ABOUT THIS EXERCISE:
From the data below, copy out every line in which the word "hans" occurs.

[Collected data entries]
*** Begin section ***
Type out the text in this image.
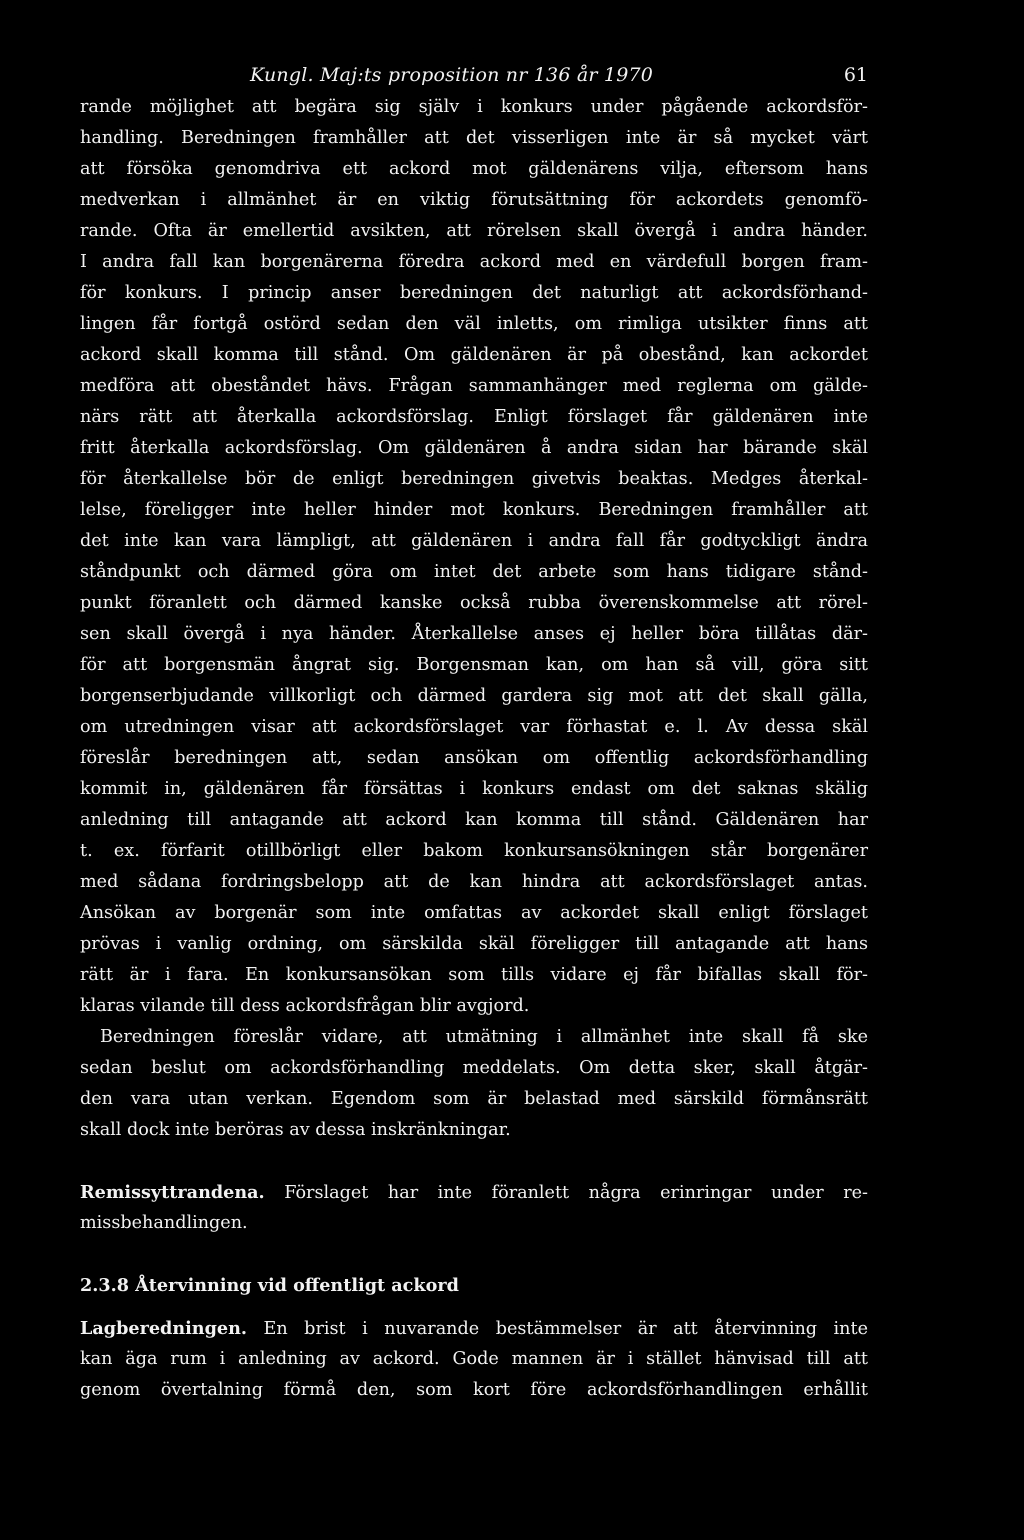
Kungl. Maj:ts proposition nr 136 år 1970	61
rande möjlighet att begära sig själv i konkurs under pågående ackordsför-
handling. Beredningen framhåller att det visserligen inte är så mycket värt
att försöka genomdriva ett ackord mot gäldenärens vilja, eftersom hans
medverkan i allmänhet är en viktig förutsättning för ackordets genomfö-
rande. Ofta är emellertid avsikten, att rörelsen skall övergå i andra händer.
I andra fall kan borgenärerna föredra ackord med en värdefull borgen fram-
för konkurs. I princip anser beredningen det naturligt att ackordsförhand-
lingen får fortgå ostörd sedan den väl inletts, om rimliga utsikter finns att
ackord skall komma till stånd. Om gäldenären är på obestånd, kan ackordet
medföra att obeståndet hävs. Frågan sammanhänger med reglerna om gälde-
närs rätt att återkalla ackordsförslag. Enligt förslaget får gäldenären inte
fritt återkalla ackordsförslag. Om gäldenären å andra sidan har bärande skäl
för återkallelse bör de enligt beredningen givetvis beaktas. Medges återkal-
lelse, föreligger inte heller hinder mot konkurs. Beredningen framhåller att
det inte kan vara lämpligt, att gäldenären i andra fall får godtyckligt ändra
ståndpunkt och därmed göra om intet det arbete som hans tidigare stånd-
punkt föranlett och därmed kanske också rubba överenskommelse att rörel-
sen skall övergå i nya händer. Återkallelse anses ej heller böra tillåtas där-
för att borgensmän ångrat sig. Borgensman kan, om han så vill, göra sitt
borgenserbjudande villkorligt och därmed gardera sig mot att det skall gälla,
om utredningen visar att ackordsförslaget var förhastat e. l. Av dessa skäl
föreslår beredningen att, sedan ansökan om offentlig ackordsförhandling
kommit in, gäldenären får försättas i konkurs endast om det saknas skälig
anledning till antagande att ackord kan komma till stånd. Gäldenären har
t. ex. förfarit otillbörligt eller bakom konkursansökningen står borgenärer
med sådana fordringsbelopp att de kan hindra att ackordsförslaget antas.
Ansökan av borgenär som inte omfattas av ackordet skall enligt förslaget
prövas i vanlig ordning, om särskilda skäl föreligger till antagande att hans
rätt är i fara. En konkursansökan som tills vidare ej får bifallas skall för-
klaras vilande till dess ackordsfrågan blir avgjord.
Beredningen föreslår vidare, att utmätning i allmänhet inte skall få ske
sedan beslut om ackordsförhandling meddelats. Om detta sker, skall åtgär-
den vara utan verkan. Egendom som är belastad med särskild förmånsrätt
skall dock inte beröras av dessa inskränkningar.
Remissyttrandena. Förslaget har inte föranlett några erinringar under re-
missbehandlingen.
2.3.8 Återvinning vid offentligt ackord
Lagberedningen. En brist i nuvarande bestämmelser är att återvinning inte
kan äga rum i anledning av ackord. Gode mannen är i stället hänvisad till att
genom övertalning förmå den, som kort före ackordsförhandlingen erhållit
*** End section ***
*** Begin section ***
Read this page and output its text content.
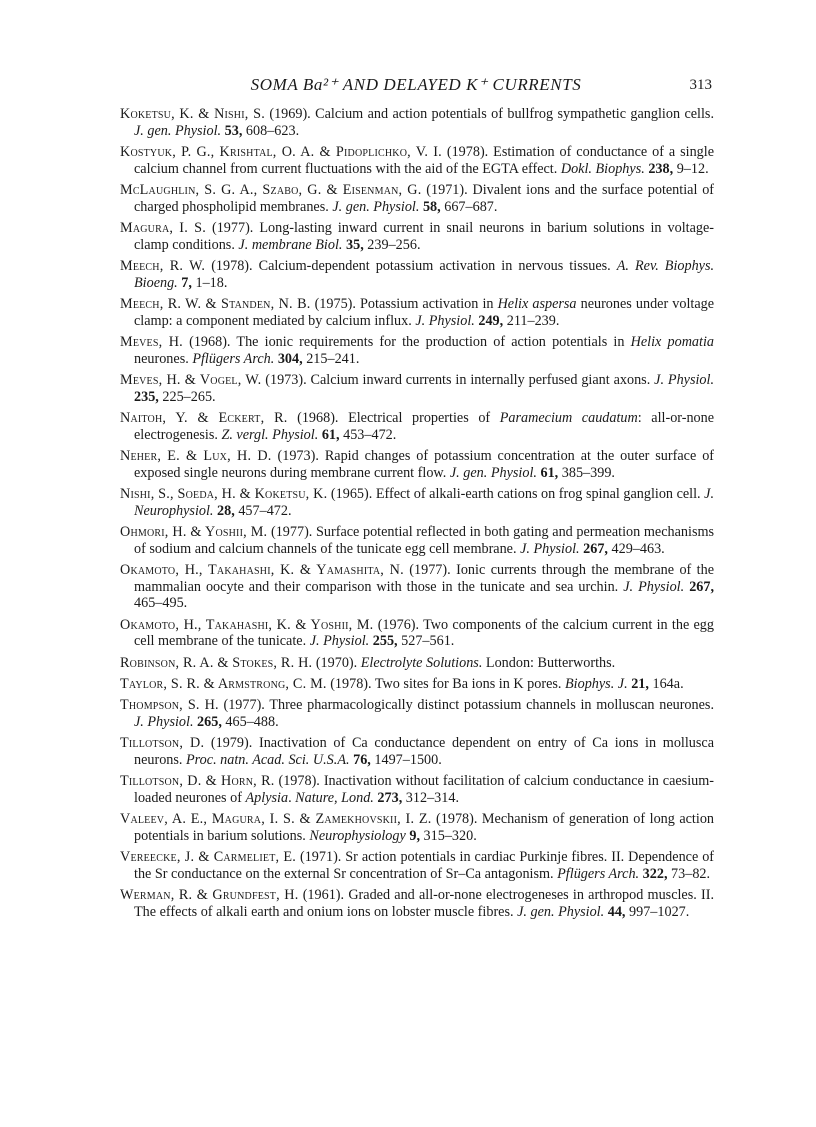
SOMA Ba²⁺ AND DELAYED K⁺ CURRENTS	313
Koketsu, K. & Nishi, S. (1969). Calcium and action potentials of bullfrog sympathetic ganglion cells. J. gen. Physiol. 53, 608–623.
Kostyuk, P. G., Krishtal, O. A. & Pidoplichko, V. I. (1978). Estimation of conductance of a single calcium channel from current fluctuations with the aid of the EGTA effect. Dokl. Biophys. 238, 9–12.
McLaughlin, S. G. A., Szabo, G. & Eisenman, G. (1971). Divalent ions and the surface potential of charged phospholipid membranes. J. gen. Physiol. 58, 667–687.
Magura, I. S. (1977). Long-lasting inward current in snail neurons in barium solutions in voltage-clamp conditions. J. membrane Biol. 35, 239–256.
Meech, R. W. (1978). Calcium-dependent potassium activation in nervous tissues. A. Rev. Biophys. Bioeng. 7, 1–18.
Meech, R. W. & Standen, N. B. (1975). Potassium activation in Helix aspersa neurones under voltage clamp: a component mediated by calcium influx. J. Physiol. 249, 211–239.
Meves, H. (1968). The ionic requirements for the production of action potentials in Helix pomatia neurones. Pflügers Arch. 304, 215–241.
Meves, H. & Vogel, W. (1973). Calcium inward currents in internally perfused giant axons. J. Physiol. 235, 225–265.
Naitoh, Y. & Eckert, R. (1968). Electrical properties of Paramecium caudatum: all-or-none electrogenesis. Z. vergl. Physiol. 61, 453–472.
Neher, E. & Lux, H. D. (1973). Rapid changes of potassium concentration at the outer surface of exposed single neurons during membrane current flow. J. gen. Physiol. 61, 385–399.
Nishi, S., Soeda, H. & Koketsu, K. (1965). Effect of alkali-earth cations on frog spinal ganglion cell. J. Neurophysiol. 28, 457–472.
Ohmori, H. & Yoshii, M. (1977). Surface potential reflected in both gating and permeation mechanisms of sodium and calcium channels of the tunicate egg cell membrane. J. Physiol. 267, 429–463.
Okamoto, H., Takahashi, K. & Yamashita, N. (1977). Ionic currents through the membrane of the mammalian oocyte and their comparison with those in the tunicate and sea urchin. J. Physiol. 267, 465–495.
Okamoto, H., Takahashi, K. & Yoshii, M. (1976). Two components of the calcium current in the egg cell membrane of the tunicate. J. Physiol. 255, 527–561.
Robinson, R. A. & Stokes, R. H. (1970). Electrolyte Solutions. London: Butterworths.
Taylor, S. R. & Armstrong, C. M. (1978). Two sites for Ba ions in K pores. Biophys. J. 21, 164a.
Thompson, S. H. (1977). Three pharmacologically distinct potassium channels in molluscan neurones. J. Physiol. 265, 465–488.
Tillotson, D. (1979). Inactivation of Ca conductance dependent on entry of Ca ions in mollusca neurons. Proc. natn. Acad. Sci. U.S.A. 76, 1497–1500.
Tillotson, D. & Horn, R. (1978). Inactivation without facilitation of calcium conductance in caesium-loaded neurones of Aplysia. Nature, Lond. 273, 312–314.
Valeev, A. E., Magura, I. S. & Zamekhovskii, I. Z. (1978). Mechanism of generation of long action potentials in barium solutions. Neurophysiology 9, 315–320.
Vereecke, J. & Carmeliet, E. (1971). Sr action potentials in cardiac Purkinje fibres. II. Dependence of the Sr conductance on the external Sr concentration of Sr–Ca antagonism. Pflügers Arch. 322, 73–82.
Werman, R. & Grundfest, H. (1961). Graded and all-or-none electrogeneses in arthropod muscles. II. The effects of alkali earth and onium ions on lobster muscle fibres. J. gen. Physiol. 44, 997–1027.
*** End section ***
*** Begin section ***
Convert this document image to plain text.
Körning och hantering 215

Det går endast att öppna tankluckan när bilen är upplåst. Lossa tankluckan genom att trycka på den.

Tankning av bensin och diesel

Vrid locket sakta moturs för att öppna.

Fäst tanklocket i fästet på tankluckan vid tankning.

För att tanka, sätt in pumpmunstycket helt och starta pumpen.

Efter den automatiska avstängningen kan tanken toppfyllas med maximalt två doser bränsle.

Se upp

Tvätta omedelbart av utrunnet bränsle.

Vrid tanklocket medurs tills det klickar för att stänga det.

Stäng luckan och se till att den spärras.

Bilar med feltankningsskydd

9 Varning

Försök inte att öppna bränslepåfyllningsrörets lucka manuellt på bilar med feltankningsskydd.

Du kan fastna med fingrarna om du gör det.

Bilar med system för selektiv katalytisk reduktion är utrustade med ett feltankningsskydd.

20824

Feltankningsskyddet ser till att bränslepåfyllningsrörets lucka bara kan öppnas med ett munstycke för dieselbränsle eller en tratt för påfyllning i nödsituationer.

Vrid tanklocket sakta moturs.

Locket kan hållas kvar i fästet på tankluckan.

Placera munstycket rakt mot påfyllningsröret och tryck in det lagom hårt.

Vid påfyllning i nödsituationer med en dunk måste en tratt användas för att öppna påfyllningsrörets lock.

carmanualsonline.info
*** End section ***
PROBLEM SOLUTION:
att försöka genomdriva ett ackord mot gäldenärens vilja, eftersom hans
ståndpunkt och därmed göra om intet det arbete som hans tidigare stånd-
prövas i vanlig ordning, om särskilda skäl föreligger till antagande att hans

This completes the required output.